§ PROVIDED TEXT:
Iran has placed a prominent opposition leader under house arrest ahead of an anti-government protest planned for next week. Mehdi Karroubi, a former head of Iran’s parliament, was detained just before today’s commemoration of the 32nd anniversary of the Iranian revolution. Last year Karroubi led an opposition protest during the anniversary celebrations in Tehran.
A Pakistani court has extended the detention of a U.S. consulate worker accused in a fatal shooting for another two weeks. Raymond Allen Davis has admitted to killing two people he said threatened him while he was driving in Lahore last month. A third Pakistani was reportedly run over and killed by a U.S. consulate vehicle that arrived at the scene. Davis’s detention has strained U.S.-Pakistani ties, with the U.S. government maintaining he’s entitled to diplomatic immunity. At a hearing on Thursday, the Lahore city police chief accused Davis of “cold-blooded” murder.
President Obama has unveiled an $18 billion plan to expand high-speed wireless internet nationwide. The funding would be raised by auctioning off airwaves that currently belong to television stations and government agencies.
President Obama: “We want to invest in the next generation of high-speed wireless coverage for 98 percent of Americans. This isn’t just about faster internet or being able to find a friend on Facebook. It’s about connecting every corner of America to the digital age.”
In promoting his plan, Obama noted that the internet was first created by government-funded research before it was turned over to private profit.
President Obama: “Today, more than 90 percent of homes in South Korea subscribe to high-speed broadband. They just have better networks than we do. In America, the nation that created the internet — by the way, because of government investment; didn’t just happen by itself magically. Because of government R&D, we created the internet. But yet, only 65 percent of households here in America can say the same.”

§ PROBLEM 1: List every country the news excerpt mentions by name.
§ PROBLEM 2: Summarize the news excerpt in three sentences.
§ PROBLEM 3: According to the news excerpt, how would the funding for Obama's wireless internet plan be raised?

§ RECORDS SUPPLIED:
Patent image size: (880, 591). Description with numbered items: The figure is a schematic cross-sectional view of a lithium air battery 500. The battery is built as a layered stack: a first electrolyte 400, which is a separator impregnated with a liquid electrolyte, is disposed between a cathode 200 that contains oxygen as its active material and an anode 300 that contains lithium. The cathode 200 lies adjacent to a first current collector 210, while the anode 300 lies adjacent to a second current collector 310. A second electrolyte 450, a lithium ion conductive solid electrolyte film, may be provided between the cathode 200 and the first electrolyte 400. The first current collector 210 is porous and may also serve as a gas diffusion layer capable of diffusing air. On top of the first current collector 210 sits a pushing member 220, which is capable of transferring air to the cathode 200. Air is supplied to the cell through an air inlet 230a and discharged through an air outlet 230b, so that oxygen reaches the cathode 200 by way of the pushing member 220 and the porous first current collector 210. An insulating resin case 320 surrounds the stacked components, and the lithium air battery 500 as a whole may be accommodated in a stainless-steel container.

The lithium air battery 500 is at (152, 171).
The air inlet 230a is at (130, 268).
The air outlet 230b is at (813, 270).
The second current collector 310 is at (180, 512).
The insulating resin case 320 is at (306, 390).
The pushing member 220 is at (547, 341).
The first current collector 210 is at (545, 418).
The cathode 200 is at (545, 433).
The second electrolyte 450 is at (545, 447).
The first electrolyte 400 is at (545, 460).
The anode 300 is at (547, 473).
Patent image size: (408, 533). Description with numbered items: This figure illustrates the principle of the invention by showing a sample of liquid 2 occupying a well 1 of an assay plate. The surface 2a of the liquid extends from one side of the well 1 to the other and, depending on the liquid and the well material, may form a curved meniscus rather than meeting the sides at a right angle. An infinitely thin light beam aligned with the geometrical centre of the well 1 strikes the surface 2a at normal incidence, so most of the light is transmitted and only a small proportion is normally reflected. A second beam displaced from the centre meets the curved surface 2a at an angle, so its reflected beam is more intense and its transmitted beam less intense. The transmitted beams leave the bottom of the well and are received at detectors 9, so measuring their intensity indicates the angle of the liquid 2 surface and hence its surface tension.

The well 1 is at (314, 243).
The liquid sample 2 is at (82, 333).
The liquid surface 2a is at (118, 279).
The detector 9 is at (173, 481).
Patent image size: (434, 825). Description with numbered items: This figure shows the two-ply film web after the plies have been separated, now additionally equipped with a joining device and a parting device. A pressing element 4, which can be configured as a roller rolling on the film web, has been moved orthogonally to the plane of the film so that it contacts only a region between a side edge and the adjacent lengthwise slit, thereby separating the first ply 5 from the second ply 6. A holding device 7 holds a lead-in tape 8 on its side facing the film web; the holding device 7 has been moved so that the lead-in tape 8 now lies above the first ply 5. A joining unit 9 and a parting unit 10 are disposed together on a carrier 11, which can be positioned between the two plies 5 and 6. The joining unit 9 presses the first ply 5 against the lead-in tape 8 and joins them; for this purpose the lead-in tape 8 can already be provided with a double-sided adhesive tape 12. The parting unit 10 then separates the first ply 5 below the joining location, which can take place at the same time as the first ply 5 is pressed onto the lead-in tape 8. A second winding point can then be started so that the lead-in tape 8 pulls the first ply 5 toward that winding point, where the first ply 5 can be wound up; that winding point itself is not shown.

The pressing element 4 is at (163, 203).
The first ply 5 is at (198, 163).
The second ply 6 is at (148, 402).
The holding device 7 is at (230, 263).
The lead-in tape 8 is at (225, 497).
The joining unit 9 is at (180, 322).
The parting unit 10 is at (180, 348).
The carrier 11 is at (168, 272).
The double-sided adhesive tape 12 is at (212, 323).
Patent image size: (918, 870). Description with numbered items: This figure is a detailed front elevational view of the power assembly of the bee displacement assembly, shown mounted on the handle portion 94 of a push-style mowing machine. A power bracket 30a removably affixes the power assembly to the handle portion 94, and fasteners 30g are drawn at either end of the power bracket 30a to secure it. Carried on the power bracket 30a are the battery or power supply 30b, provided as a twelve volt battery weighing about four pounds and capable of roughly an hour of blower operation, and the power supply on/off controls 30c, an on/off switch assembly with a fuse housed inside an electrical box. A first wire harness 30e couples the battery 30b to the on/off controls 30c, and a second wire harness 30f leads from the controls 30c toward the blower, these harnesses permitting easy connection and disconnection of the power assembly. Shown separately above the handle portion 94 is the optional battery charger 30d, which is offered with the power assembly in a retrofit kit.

§ WORKED SOLUTION 1: Iran, Pakistan, the United States (also called America), South Korea

§ WORKED SOLUTION 2: Iran put opposition leader Mehdi Karroubi under house arrest ahead of an anti-government protest planned for next week. A Pakistani court extended for another two weeks the detention of U.S. consulate worker Raymond Allen Davis, who admitted to killing two people in Lahore, and his case has strained U.S.-Pakistani ties. President Obama unveiled an $18 billion plan to expand high-speed wireless internet nationwide and noted that the internet was first created by government-funded research.

§ WORKED SOLUTION 3: By auctioning off airwaves that currently belong to television stations and government agencies.